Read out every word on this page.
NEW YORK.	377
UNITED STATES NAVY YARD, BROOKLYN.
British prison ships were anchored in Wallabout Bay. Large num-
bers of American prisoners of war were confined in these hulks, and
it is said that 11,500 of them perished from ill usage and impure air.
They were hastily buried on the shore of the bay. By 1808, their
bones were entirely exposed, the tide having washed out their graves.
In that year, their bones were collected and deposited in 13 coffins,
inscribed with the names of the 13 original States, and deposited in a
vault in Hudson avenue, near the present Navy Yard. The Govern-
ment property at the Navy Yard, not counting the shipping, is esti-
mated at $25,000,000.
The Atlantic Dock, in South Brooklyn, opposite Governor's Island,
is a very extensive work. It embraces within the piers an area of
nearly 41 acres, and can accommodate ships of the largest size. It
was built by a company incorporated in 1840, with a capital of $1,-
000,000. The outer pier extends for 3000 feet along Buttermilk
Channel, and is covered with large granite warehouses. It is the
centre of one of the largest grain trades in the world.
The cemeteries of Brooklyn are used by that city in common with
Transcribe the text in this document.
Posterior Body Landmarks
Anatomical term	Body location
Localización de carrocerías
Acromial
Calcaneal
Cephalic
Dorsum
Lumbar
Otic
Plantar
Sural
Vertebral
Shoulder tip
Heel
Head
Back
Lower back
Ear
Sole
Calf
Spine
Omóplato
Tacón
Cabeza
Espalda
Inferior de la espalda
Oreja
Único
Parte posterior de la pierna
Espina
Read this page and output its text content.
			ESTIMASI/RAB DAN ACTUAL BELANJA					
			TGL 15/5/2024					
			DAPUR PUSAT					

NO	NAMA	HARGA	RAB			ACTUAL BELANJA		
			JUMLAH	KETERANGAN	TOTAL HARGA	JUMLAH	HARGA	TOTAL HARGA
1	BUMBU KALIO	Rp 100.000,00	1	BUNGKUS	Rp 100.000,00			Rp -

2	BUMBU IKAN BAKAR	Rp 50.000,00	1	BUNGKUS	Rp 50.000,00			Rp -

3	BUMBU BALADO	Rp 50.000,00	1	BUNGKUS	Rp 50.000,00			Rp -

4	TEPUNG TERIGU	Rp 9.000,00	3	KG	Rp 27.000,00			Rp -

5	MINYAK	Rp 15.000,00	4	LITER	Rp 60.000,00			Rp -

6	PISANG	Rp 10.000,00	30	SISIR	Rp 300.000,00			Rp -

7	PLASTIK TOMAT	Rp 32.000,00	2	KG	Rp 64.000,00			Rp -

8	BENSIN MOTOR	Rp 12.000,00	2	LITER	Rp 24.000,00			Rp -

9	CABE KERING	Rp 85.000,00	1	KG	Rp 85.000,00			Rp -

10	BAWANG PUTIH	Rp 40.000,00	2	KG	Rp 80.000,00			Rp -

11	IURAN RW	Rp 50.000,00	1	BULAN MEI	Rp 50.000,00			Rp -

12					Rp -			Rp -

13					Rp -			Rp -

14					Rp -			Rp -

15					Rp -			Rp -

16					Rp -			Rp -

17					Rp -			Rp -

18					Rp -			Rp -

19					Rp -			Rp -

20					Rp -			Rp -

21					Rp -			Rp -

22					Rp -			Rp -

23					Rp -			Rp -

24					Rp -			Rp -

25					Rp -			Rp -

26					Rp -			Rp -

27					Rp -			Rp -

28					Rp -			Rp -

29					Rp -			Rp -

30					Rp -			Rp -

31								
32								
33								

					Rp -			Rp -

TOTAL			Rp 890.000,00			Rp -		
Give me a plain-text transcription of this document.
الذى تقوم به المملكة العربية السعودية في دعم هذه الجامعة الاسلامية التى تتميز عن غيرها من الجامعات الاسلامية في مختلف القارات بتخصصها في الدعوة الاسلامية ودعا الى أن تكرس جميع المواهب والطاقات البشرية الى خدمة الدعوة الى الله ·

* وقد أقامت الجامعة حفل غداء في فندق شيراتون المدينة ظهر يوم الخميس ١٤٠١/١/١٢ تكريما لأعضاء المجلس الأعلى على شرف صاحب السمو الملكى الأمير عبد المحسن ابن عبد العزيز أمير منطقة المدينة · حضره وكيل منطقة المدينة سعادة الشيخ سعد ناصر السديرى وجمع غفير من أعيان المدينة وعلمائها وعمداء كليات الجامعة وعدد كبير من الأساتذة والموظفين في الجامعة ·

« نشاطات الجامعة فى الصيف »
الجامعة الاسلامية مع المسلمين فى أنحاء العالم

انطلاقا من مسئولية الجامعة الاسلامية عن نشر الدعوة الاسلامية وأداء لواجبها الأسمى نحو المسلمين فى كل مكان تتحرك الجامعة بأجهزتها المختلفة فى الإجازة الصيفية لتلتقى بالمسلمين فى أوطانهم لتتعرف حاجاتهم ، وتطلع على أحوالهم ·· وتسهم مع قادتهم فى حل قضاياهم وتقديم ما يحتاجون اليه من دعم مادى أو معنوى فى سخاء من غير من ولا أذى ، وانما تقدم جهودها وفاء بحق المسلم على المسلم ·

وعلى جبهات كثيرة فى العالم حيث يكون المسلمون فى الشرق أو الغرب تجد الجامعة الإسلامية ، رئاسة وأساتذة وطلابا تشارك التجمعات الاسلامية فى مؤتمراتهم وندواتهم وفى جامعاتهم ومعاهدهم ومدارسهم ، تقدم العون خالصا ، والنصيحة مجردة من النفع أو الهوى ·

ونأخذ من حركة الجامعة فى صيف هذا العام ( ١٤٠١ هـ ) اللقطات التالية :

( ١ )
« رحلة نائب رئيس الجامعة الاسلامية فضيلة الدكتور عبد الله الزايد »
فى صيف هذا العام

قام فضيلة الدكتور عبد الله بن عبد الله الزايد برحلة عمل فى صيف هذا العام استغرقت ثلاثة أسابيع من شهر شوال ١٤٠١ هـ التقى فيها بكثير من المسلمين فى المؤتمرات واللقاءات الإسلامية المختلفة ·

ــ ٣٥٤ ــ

Stated task: In this exercise, repeat all entries exactly.

Output:
Read out every word on this page.
NEW YORK.	377
UNITED STATES NAVY YARD, BROOKLYN.
British prison ships were anchored in Wallabout Bay. Large num-
bers of American prisoners of war were confined in these hulks, and
it is said that 11,500 of them perished from ill usage and impure air.
They were hastily buried on the shore of the bay. By 1808, their
bones were entirely exposed, the tide having washed out their graves.
In that year, their bones were collected and deposited in 13 coffins,
inscribed with the names of the 13 original States, and deposited in a
vault in Hudson avenue, near the present Navy Yard. The Govern-
ment property at the Navy Yard, not counting the shipping, is esti-
mated at $25,000,000.
The Atlantic Dock, in South Brooklyn, opposite Governor's Island,
is a very extensive work. It embraces within the piers an area of
nearly 41 acres, and can accommodate ships of the largest size. It
was built by a company incorporated in 1840, with a capital of $1,-
000,000. The outer pier extends for 3000 feet along Buttermilk
Channel, and is covered with large granite warehouses. It is the
centre of one of the largest grain trades in the world.
The cemeteries of Brooklyn are used by that city in common with
Transcribe the text in this document.
Posterior Body Landmarks
Anatomical term	Body location
Localización de carrocerías
Acromial
Calcaneal
Cephalic
Dorsum
Lumbar
Otic
Plantar
Sural
Vertebral
Shoulder tip
Heel
Head
Back
Lower back
Ear
Sole
Calf
Spine
Omóplato
Tacón
Cabeza
Espalda
Inferior de la espalda
Oreja
Único
Parte posterior de la pierna
Espina
Read this page and output its text content.
			ESTIMASI/RAB DAN ACTUAL BELANJA					
			TGL 15/5/2024					
			DAPUR PUSAT					

NO	NAMA	HARGA	RAB			ACTUAL BELANJA		
			JUMLAH	KETERANGAN	TOTAL HARGA	JUMLAH	HARGA	TOTAL HARGA
1	BUMBU KALIO	Rp 100.000,00	1	BUNGKUS	Rp 100.000,00			Rp -

2	BUMBU IKAN BAKAR	Rp 50.000,00	1	BUNGKUS	Rp 50.000,00			Rp -

3	BUMBU BALADO	Rp 50.000,00	1	BUNGKUS	Rp 50.000,00			Rp -

4	TEPUNG TERIGU	Rp 9.000,00	3	KG	Rp 27.000,00			Rp -

5	MINYAK	Rp 15.000,00	4	LITER	Rp 60.000,00			Rp -

6	PISANG	Rp 10.000,00	30	SISIR	Rp 300.000,00			Rp -

7	PLASTIK TOMAT	Rp 32.000,00	2	KG	Rp 64.000,00			Rp -

8	BENSIN MOTOR	Rp 12.000,00	2	LITER	Rp 24.000,00			Rp -

9	CABE KERING	Rp 85.000,00	1	KG	Rp 85.000,00			Rp -

10	BAWANG PUTIH	Rp 40.000,00	2	KG	Rp 80.000,00			Rp -

11	IURAN RW	Rp 50.000,00	1	BULAN MEI	Rp 50.000,00			Rp -

12					Rp -			Rp -

13					Rp -			Rp -

14					Rp -			Rp -

15					Rp -			Rp -

16					Rp -			Rp -

17					Rp -			Rp -

18					Rp -			Rp -

19					Rp -			Rp -

20					Rp -			Rp -

21					Rp -			Rp -

22					Rp -			Rp -

23					Rp -			Rp -

24					Rp -			Rp -

25					Rp -			Rp -

26					Rp -			Rp -

27					Rp -			Rp -

28					Rp -			Rp -

29					Rp -			Rp -

30					Rp -			Rp -

31								
32								
33								

					Rp -			Rp -

TOTAL			Rp 890.000,00			Rp -		
Give me a plain-text transcription of this document.
الذى تقوم به المملكة العربية السعودية في دعم هذه الجامعة الاسلامية التى تتميز عن غيرها من الجامعات الاسلامية في مختلف القارات بتخصصها في الدعوة الاسلامية ودعا الى أن تكرس جميع المواهب والطاقات البشرية الى خدمة الدعوة الى الله ·

* وقد أقامت الجامعة حفل غداء في فندق شيراتون المدينة ظهر يوم الخميس ١٤٠١/١/١٢ تكريما لأعضاء المجلس الأعلى على شرف صاحب السمو الملكى الأمير عبد المحسن ابن عبد العزيز أمير منطقة المدينة · حضره وكيل منطقة المدينة سعادة الشيخ سعد ناصر السديرى وجمع غفير من أعيان المدينة وعلمائها وعمداء كليات الجامعة وعدد كبير من الأساتذة والموظفين في الجامعة ·

« نشاطات الجامعة فى الصيف »
الجامعة الاسلامية مع المسلمين فى أنحاء العالم

انطلاقا من مسئولية الجامعة الاسلامية عن نشر الدعوة الاسلامية وأداء لواجبها الأسمى نحو المسلمين فى كل مكان تتحرك الجامعة بأجهزتها المختلفة فى الإجازة الصيفية لتلتقى بالمسلمين فى أوطانهم لتتعرف حاجاتهم ، وتطلع على أحوالهم ·· وتسهم مع قادتهم فى حل قضاياهم وتقديم ما يحتاجون اليه من دعم مادى أو معنوى فى سخاء من غير من ولا أذى ، وانما تقدم جهودها وفاء بحق المسلم على المسلم ·

وعلى جبهات كثيرة فى العالم حيث يكون المسلمون فى الشرق أو الغرب تجد الجامعة الإسلامية ، رئاسة وأساتذة وطلابا تشارك التجمعات الاسلامية فى مؤتمراتهم وندواتهم وفى جامعاتهم ومعاهدهم ومدارسهم ، تقدم العون خالصا ، والنصيحة مجردة من النفع أو الهوى ·

ونأخذ من حركة الجامعة فى صيف هذا العام ( ١٤٠١ هـ ) اللقطات التالية :

( ١ )
« رحلة نائب رئيس الجامعة الاسلامية فضيلة الدكتور عبد الله الزايد »
فى صيف هذا العام

قام فضيلة الدكتور عبد الله بن عبد الله الزايد برحلة عمل فى صيف هذا العام استغرقت ثلاثة أسابيع من شهر شوال ١٤٠١ هـ التقى فيها بكثير من المسلمين فى المؤتمرات واللقاءات الإسلامية المختلفة ·

ــ ٣٥٤ ــ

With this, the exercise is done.